◆ **EXERCISE 1**
According to the interview with Katie and Kyle Wilson, what does Soul Roasters roast on-site?
◆ **EXERCISE 2**
List every country, city, or region mentioned in the interview with Katie and Kyle Wilson.
◆ **EXERCISE 3**
Carry on the interview with Katie and Kyle Wilson from the point at which it stops.

◆ **ARTICLE**
....
Partners: From Van Life to Cacao and Coffee Roasters

Katie and Kyle Wilson met in Canada a few months before Katie had to leave for Australia. Kyle soon decided to follow suit and the two spent time traveling, working, and living out of a van Down Under. Now back in Toronto, the Wilsons own and operate Soul Roasters, an eatery that roasts cacao and coffee on-site. Below, Katie and Kyle open up on how they run their business and household, which includes a dog and chickens in the backyard. 

How did you two meet?

Kyle: I was really good friends with her cousin for all my high school days and actually never met Katie until ... When was that? When we went running?

Katie: After university.

Kyle: Yes, after university we both decided to run a half marathon. I always knew of her, but I guess the first time we actually met and hung out was after we both finished that half marathon back in the Niagara region.

Katie: I reached out to him after the half marathon and we kind of just hit it off from there.

Kyle: Right after that, I found out that she was moving to Australia. So dating was cut quite short. Then I quickly made the decision to head down with her. So probably one of our first dates would have been in Australia, traveling around at the hostels. So no real formal date, I guess.

Katie and Kyle Wilson the founders of Soul Chocolate.
Katie and Kyle Wilson in their Toronto storefront and roastery. Shuang Esther Shan

What is a typical date night?

Katie: We never really say, “We're going to have a date night.” For us, it’s more about planning every day, relaxing, and just being aware of one another and appreciating one another.
....
◆ **DATA EXCERPT**
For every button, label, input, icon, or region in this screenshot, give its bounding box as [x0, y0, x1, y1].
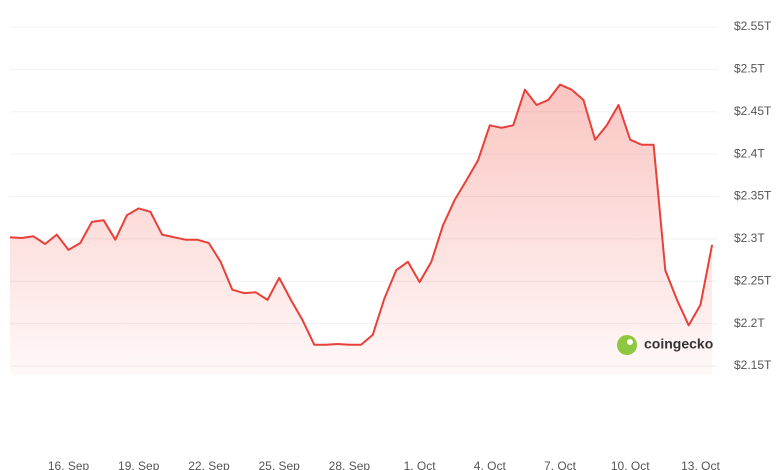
....
◆ **WRITTEN ANSWER 1**
Cacao and coffee.

◆ **WRITTEN ANSWER 2**
Canada, Australia (also called Down Under), Toronto, and the Niagara region.

◆ **WRITTEN ANSWER 3**
Kyle: Well, a good example is that yesterday was actually our anniversary, so we just ended up getting some Scotch and burgers and brought that out in the backyard where our animals are.

What would be your dream date night?

Katie: I think maybe going up to the cottage for a weekend. That would be it for me.

Kyle: Me too. I would love to spend some time on the water and maybe kayak and have an early morning coffee and just enjoy each other and our surroundings.

When did you realize you could also be business partners?

Katie: When we were in Australia, we both worked at a hostel and its bar. We lived on top of the hostel too. Through that, we knew we could work together and live together. And then we also lived in a van in New Zealand for a month. It was super small quarters and we were fine. Eventually, when we came back and lived in Toronto, we both knew that we wanted to start our own thing. So it just went from there.

Kyle: It’s been pretty seamless because I feel like our focuses are slightly different. Whereas for me, I’ve got these big ideas, and I need to have someone to have a more realistic perspective for balance. I find Katie to be really focused on procedures and the production side, where I normally don’t like doing that stuff. It’s the day-to-day things that are hugely important to the success of a business, which I clearly am not really huge into, so it worked out great.

A selection of bean to bar chocolates by Soul Chocolate.
A selection of Soul Chocolate’s sign origin bean to bar chocolates. Shuang Esther Shan

A lot of people would say business and romance don’t quite mix well. How do you feel about that?

Kyle: I can see how they can bleed together, and if you don’t stay conscious of it then you’ll only talk about work. It’s a constant effort to put work aside when you’re done and then focus on the actual relationship at hand. When things don’t go right at work, you get to see someone’s real personality and there’s no holding back. It’s a different disagreement versus working with a partner that you’re not in a relationship with, because you know how to cut to the core of someone. So it can work out good and bad.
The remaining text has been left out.